COMPLETE THE FOLLOWING:
[1] Answer these questions about the forum thread:
(a) What does Auntie say about where she lives and what animals she has?
(b) Why does inceptor not have to worry yet about being attacked by a robot?
(c) Which animal does Auntie say the robot goes after?
[2] Summarize the forum thread in two sentences.

---------- PROVIDED PASSAGE

# Denton and Sasquatch Show #233



## Sasquatch (Dec 12, 2014)

The robots are taking over, Liberals lose a bunch of House seats and at this rate we'll be wearing masks FOREVER!

Denton and Sasquatch Show #233


----------



## Auntie (Oct 4, 2014)

I love my robot. We live on a dirt road and have dogs. I know longer have to sweep multiple times a day!


----------



## inceptor (Nov 19, 2012)

Auntie said:


> I love my robot. We live on a dirt road and have dogs. I know longer have to sweep multiple times a day!


My wife wants one. Fortunately she can't decide which one she wants so I don't have to worry about being attacked by one.


----------



## Auntie (Oct 4, 2014)

LOL the robot only goes after the cat.


----------



## Kauboy (May 12, 2014)

Auntie said:


> LOL the robot only goes after the cat.

--------------------
---------- RECORD SET

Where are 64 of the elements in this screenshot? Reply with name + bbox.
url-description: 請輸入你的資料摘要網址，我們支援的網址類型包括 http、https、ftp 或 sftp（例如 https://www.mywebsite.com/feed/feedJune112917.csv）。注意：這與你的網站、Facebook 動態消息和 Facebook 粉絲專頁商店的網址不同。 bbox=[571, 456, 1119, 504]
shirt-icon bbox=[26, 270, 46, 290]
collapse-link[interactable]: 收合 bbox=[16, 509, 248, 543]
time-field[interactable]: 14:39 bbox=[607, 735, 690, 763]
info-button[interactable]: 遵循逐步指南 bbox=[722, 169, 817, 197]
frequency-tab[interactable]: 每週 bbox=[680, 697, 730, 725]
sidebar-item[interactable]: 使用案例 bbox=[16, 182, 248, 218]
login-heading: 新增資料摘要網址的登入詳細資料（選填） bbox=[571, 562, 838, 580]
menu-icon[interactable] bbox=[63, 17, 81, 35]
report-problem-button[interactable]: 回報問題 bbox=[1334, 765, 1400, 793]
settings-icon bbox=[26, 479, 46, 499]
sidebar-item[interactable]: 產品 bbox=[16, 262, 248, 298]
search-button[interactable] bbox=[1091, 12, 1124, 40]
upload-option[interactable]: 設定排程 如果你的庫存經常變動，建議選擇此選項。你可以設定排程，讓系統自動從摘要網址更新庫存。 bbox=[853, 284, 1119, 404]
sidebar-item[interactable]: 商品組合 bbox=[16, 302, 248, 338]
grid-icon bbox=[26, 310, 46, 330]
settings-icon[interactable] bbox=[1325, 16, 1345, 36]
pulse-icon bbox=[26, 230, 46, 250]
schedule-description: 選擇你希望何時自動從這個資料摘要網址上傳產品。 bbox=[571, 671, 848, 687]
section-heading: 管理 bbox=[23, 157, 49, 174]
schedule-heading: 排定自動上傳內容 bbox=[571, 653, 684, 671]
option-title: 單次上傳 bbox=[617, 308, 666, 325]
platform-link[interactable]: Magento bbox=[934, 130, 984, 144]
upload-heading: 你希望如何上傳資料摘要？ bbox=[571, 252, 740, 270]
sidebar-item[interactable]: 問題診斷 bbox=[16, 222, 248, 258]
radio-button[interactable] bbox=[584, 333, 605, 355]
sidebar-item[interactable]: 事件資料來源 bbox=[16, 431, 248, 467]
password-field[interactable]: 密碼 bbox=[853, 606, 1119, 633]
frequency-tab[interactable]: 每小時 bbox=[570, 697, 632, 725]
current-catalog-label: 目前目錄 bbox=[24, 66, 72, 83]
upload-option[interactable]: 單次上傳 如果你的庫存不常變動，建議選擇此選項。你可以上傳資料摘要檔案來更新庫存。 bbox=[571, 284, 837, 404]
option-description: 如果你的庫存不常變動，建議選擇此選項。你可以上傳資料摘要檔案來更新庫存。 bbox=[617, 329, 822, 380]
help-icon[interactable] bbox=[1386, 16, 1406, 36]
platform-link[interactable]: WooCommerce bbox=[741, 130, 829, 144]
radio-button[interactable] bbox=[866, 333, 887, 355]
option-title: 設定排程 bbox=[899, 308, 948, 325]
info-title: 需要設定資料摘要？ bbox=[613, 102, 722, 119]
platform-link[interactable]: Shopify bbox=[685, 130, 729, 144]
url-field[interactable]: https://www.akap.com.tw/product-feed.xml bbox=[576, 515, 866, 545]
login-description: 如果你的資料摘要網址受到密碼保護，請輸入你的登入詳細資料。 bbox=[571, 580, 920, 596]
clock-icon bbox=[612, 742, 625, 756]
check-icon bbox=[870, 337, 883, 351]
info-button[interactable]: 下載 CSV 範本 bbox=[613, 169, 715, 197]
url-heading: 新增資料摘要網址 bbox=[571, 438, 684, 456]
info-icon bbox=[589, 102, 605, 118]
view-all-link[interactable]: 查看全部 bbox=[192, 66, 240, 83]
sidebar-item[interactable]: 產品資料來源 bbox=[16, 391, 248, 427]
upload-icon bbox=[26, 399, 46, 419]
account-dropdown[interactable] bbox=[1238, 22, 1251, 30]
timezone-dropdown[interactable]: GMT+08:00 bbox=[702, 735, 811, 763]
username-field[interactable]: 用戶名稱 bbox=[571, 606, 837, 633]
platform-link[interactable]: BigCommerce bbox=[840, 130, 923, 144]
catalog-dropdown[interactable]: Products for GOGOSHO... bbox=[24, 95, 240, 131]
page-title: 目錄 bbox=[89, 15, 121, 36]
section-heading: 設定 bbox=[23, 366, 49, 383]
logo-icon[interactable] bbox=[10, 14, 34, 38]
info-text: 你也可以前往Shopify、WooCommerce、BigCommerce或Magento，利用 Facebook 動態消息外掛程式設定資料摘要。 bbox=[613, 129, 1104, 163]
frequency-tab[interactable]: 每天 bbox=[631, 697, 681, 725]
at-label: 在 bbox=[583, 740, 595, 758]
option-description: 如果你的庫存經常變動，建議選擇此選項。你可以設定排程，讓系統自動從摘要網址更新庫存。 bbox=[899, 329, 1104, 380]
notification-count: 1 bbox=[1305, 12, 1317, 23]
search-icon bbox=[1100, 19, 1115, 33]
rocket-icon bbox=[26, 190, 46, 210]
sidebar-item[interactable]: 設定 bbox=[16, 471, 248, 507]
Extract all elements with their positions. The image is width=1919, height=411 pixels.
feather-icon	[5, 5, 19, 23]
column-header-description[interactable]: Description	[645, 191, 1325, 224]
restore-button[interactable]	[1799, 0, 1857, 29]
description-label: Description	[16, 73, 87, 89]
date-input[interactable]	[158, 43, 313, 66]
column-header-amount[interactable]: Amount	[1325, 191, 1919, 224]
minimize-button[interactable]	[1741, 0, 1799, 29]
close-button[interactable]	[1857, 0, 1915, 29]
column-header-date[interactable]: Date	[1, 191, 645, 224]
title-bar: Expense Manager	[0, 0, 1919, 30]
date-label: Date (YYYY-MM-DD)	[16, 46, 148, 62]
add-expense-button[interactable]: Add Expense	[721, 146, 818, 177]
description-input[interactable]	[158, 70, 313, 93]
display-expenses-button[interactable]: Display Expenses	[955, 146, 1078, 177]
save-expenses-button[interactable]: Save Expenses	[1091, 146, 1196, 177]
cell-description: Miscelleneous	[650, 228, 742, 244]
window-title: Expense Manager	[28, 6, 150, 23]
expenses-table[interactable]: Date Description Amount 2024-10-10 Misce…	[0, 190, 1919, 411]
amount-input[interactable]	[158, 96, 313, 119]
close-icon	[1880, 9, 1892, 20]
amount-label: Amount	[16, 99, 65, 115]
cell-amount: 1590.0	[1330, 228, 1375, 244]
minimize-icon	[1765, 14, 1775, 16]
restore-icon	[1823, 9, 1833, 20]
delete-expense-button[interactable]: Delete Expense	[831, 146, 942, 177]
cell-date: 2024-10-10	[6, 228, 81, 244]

--------------------

THE ANSWERS:
[1]
(a) She lives on a dirt road and has dogs.
(b) His wife can't decide which one she wants.
(c) The cat.

[2] A post for Denton and Sasquatch Show #233 mentions robots taking over, Liberals losing a bunch of House seats, and the prospect of wearing masks forever. In the replies, Auntie says her robot saves her from sweeping multiple times a day, inceptor says his wife wants one but can't decide which, and Auntie jokes that the robot only goes after the cat.